_Problem to solve_
In the listing below, find every line containing "также" and copy it out.

[begin Provided data]

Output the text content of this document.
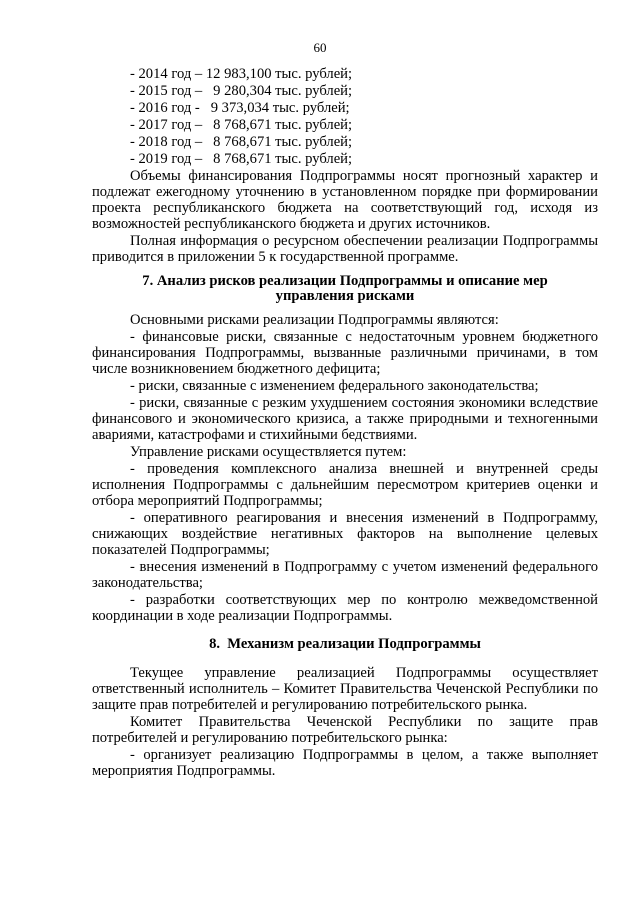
60
- 2014 год – 12 983,100 тыс. рублей;
- 2015 год –   9 280,304 тыс. рублей;
- 2016 год -   9 373,034 тыс. рублей;
- 2017 год –   8 768,671 тыс. рублей;
- 2018 год –   8 768,671 тыс. рублей;
- 2019 год –   8 768,671 тыс. рублей;

Объемы финансирования Подпрограммы носят прогнозный характер и подлежат ежегодному уточнению в установленном порядке при формировании проекта республиканского бюджета на соответствующий год, исходя из возможностей республиканского бюджета и других источников.

Полная информация о ресурсном обеспечении реализации Подпрограммы приводится в приложении 5 к государственной программе.

7. Анализ рисков реализации Подпрограммы и описание мер
управления рисками

Основными рисками реализации Подпрограммы являются:

- финансовые риски, связанные с недостаточным уровнем бюджетного финансирования Подпрограммы, вызванные различными причинами, в том числе возникновением бюджетного дефицита;

- риски, связанные с изменением федерального законодательства;

- риски, связанные с резким ухудшением состояния экономики вследствие финансового и экономического кризиса, а также природными и техногенными авариями, катастрофами и стихийными бедствиями.

Управление рисками осуществляется путем:

- проведения комплексного анализа внешней и внутренней среды исполнения Подпрограммы с дальнейшим пересмотром критериев оценки и отбора мероприятий Подпрограммы;

- оперативного реагирования и внесения изменений в Подпрограмму, снижающих воздействие негативных факторов на выполнение целевых показателей Подпрограммы;

- внесения изменений в Подпрограмму с учетом изменений федерального законодательства;

- разработки соответствующих мер по контролю межведомственной координации в ходе реализации Подпрограммы.

8.  Механизм реализации Подпрограммы

Текущее управление реализацией Подпрограммы осуществляет ответственный исполнитель – Комитет Правительства Чеченской Республики по защите прав потребителей и регулированию потребительского рынка.

Комитет Правительства Чеченской Республики по защите прав потребителей и регулированию потребительского рынка:

- организует реализацию Подпрограммы в целом, а также выполняет мероприятия Подпрограммы.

[end Provided data]

_Exercise solution_
- риски, связанные с резким ухудшением состояния экономики вследствие финансового и экономического кризиса, а также природными и техногенными авариями, катастрофами и стихийными бедствиями.
- организует реализацию Подпрограммы в целом, а также выполняет мероприятия Подпрограммы.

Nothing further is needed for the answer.